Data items
################
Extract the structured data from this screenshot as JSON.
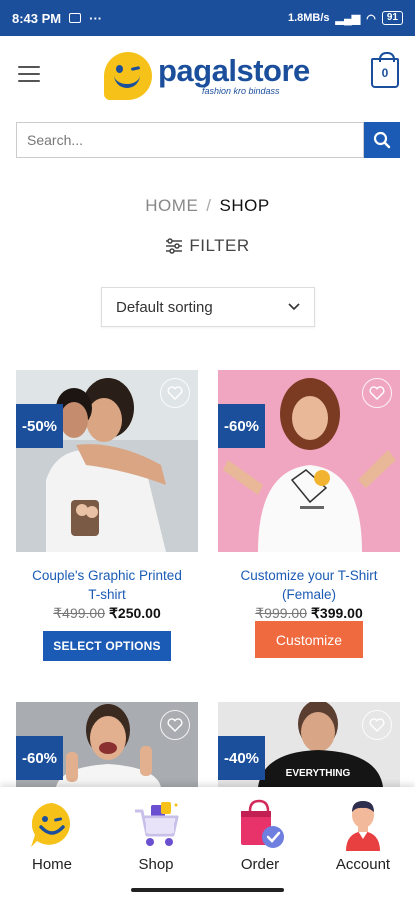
{
  "status_bar": {
    "time": "8:43 PM",
    "network_speed": "1.8MB/s",
    "battery": "91"
  },
  "brand": {
    "name_part1": "pagal",
    "name_part2": "store",
    "tagline": "fashion kro bindass",
    "primary_color": "#1b4f9c",
    "accent_color": "#f6c21a"
  },
  "cart": {
    "count": "0"
  },
  "search": {
    "placeholder": "Search..."
  },
  "breadcrumb": {
    "home": "HOME",
    "separator": "/",
    "current": "SHOP"
  },
  "filter": {
    "label": "FILTER"
  },
  "sorting": {
    "selected": "Default sorting"
  },
  "products": [
    {
      "discount": "-50%",
      "name_line1": "Couple's Graphic Printed",
      "name_line2": "T-shirt",
      "old_price": "₹499.00",
      "new_price": "₹250.00",
      "button": "SELECT OPTIONS"
    },
    {
      "discount": "-60%",
      "name_line1": "Customize your T-Shirt",
      "name_line2": "(Female)",
      "old_price": "₹999.00",
      "new_price": "₹399.00",
      "button": "Customize"
    },
    {
      "discount": "-60%"
    },
    {
      "discount": "-40%",
      "shirt_print": "EVERYTHING"
    }
  ],
  "bottom_nav": [
    {
      "label": "Home",
      "icon": "smiley-logo-icon"
    },
    {
      "label": "Shop",
      "icon": "shopping-cart-icon"
    },
    {
      "label": "Order",
      "icon": "shopping-bag-check-icon"
    },
    {
      "label": "Account",
      "icon": "user-avatar-icon"
    }
  ]
}
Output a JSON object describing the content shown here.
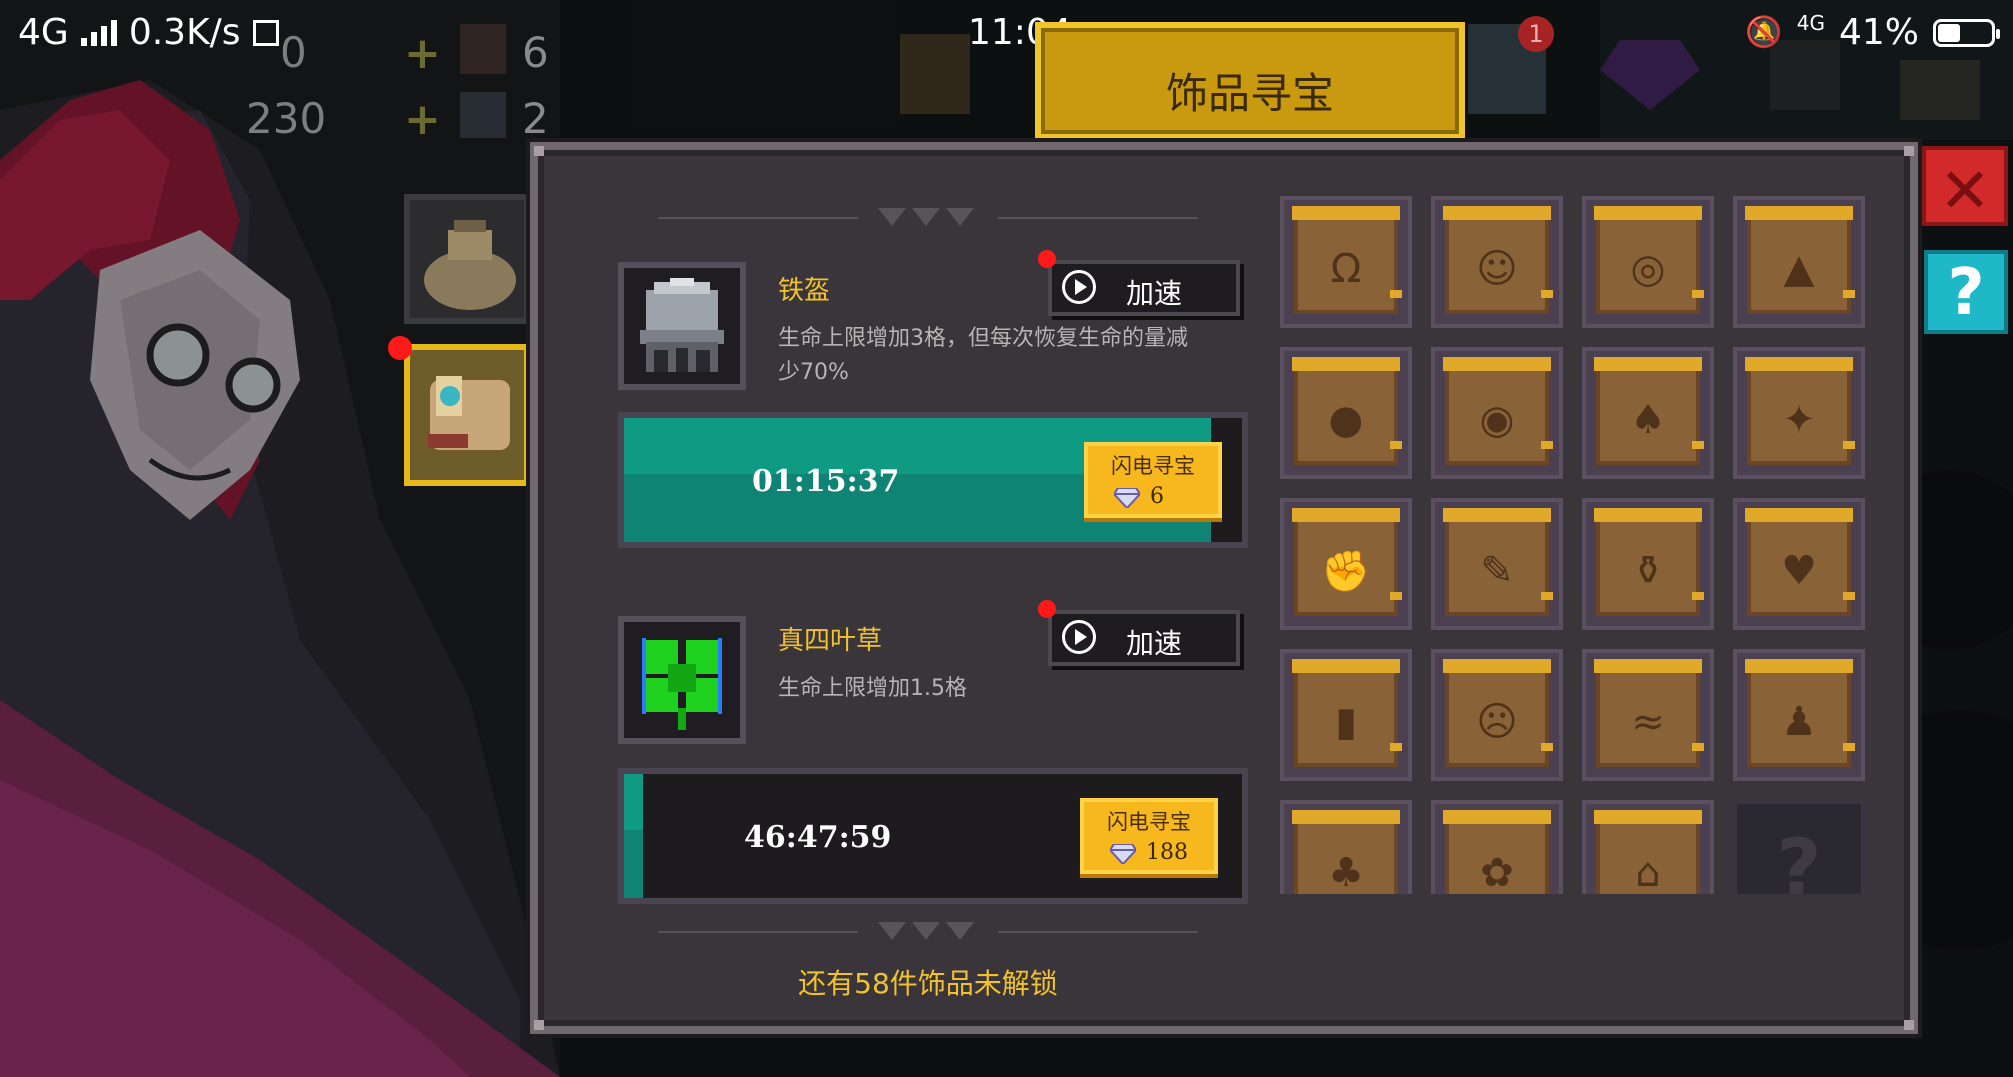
################
Return each line exactly as written. Any picture gets left out.

Extract the structured data from this screenshot as JSON.
{
  "status_bar": {
    "time": "8:43 PM",
    "network_speed": "1.8MB/s",
    "battery": "91"
  },
  "brand": {
    "name_part1": "pagal",
    "name_part2": "store",
    "tagline": "fashion kro bindass",
    "primary_color": "#1b4f9c",
    "accent_color": "#f6c21a"
  },
  "cart": {
    "count": "0"
  },
  "search": {
    "placeholder": "Search..."
  },
  "breadcrumb": {
    "home": "HOME",
    "separator": "/",
    "current": "SHOP"
  },
  "filter": {
    "label": "FILTER"
  },
  "sorting": {
    "selected": "Default sorting"
  },
  "products": [
    {
      "discount": "-50%",
      "name_line1": "Couple's Graphic Printed",
      "name_line2": "T-shirt",
      "old_price": "₹499.00",
      "new_price": "₹250.00",
      "button": "SELECT OPTIONS"
    },
    {
      "discount": "-60%",
      "name_line1": "Customize your T-Shirt",
      "name_line2": "(Female)",
      "old_price": "₹999.00",
      "new_price": "₹399.00",
      "button": "Customize"
    },
    {
      "discount": "-60%"
    },
    {
      "discount": "-40%",
      "shirt_print": "EVERYTHING"
    }
  ],
  "bottom_nav": [
    {
      "label": "Home",
      "icon": "smiley-logo-icon"
    },
    {
      "label": "Shop",
      "icon": "shopping-cart-icon"
    },
    {
      "label": "Order",
      "icon": "shopping-bag-check-icon"
    },
    {
      "label": "Account",
      "icon": "user-avatar-icon"
    }
  ]
}
Output a JSON object describing the content shown here.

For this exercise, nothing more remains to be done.